### Required task
Reproduce the entries exactly.

### Records excerpted from a collection
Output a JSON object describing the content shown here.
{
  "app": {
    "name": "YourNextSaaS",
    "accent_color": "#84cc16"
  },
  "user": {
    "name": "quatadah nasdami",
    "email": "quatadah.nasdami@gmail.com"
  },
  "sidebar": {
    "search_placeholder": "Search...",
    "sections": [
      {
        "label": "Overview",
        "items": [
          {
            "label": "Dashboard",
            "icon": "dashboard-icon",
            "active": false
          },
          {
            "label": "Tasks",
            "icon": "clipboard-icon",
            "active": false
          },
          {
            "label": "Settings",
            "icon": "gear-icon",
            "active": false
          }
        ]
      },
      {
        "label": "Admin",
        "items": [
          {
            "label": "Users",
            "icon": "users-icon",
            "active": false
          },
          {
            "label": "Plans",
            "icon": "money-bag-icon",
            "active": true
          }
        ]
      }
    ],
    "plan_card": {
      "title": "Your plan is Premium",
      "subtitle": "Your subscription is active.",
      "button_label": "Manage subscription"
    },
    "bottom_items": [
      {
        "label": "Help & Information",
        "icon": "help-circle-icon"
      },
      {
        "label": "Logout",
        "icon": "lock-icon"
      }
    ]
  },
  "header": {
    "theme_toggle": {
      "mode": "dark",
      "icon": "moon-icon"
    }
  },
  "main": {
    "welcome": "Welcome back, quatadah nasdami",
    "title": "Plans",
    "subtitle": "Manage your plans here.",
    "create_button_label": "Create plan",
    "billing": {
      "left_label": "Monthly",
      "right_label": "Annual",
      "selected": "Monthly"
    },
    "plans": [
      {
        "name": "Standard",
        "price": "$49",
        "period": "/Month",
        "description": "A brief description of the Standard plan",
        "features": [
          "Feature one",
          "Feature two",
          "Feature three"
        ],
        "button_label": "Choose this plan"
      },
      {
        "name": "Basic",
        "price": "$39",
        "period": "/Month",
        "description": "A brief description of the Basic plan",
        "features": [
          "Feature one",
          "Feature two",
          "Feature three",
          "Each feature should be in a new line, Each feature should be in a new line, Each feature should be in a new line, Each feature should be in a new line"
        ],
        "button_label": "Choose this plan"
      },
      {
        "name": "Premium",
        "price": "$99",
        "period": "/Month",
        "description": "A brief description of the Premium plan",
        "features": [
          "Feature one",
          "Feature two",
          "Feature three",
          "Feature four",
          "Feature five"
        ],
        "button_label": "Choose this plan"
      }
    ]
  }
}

### Reply to the exercise
Output a JSON object describing the content shown here.
{
  "app": {
    "name": "YourNextSaaS",
    "accent_color": "#84cc16"
  },
  "user": {
    "name": "quatadah nasdami",
    "email": "quatadah.nasdami@gmail.com"
  },
  "sidebar": {
    "search_placeholder": "Search...",
    "sections": [
      {
        "label": "Overview",
        "items": [
          {
            "label": "Dashboard",
            "icon": "dashboard-icon",
            "active": false
          },
          {
            "label": "Tasks",
            "icon": "clipboard-icon",
            "active": false
          },
          {
            "label": "Settings",
            "icon": "gear-icon",
            "active": false
          }
        ]
      },
      {
        "label": "Admin",
        "items": [
          {
            "label": "Users",
            "icon": "users-icon",
            "active": false
          },
          {
            "label": "Plans",
            "icon": "money-bag-icon",
            "active": true
          }
        ]
      }
    ],
    "plan_card": {
      "title": "Your plan is Premium",
      "subtitle": "Your subscription is active.",
      "button_label": "Manage subscription"
    },
    "bottom_items": [
      {
        "label": "Help & Information",
        "icon": "help-circle-icon"
      },
      {
        "label": "Logout",
        "icon": "lock-icon"
      }
    ]
  },
  "header": {
    "theme_toggle": {
      "mode": "dark",
      "icon": "moon-icon"
    }
  },
  "main": {
    "welcome": "Welcome back, quatadah nasdami",
    "title": "Plans",
    "subtitle": "Manage your plans here.",
    "create_button_label": "Create plan",
    "billing": {
      "left_label": "Monthly",
      "right_label": "Annual",
      "selected": "Monthly"
    },
    "plans": [
      {
        "name": "Standard",
        "price": "$49",
        "period": "/Month",
        "description": "A brief description of the Standard plan",
        "features": [
          "Feature one",
          "Feature two",
          "Feature three"
        ],
        "button_label": "Choose this plan"
      },
      {
        "name": "Basic",
        "price": "$39",
        "period": "/Month",
        "description": "A brief description of the Basic plan",
        "features": [
          "Feature one",
          "Feature two",
          "Feature three",
          "Each feature should be in a new line, Each feature should be in a new line, Each feature should be in a new line, Each feature should be in a new line"
        ],
        "button_label": "Choose this plan"
      },
      {
        "name": "Premium",
        "price": "$99",
        "period": "/Month",
        "description": "A brief description of the Premium plan",
        "features": [
          "Feature one",
          "Feature two",
          "Feature three",
          "Feature four",
          "Feature five"
        ],
        "button_label": "Choose this plan"
      }
    ]
  }
}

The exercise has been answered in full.